→ **EXERCISE BRIEF**: Find how many lines hold the word "another" and give that number only.

→ **TASK INPUT**:
— BEGIN —
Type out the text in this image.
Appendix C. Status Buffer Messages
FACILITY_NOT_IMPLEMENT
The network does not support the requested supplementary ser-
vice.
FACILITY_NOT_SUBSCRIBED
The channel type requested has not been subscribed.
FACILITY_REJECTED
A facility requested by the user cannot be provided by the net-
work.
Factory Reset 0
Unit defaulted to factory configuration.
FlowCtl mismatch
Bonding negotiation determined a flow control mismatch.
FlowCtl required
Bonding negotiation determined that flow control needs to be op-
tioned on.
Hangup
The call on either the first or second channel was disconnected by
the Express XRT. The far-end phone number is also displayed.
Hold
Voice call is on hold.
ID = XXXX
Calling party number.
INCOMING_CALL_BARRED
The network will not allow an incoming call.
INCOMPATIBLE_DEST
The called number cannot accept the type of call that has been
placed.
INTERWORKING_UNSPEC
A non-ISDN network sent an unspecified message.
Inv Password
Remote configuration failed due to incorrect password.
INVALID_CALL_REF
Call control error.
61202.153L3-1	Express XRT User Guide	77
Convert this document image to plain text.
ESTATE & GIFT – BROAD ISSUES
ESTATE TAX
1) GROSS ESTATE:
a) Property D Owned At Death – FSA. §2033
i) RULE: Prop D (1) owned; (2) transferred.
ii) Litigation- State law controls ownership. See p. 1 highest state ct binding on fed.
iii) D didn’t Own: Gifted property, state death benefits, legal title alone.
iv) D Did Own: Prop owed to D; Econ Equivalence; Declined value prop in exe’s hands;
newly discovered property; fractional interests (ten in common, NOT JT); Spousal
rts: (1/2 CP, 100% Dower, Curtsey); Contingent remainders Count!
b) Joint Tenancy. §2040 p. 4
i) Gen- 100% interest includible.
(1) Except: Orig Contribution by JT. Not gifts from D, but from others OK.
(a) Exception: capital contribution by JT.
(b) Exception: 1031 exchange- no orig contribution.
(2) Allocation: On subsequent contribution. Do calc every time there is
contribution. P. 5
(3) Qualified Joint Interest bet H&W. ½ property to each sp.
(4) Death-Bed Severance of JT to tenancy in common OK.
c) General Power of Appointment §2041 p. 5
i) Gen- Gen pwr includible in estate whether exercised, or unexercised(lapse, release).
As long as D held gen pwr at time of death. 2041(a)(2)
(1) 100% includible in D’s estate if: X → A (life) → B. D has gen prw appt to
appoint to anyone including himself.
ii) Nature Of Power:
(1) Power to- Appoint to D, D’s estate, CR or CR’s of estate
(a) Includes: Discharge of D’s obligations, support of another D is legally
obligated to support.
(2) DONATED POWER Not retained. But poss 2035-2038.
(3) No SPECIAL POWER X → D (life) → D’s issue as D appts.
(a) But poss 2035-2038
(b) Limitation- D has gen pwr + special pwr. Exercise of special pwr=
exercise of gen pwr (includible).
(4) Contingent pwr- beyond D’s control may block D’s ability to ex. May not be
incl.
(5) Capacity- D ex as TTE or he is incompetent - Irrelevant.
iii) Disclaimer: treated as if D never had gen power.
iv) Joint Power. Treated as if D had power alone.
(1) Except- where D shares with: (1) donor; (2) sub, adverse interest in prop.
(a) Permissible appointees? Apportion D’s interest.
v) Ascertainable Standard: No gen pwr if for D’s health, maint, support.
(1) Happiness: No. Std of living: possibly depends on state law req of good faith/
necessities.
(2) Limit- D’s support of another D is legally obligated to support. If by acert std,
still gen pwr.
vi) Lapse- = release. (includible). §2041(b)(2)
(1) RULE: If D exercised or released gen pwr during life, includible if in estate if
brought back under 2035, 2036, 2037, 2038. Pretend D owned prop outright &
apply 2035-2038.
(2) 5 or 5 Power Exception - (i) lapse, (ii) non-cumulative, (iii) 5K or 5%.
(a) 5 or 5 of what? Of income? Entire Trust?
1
— END —
→ **SOLUTION TO THE EXERCISE**: 2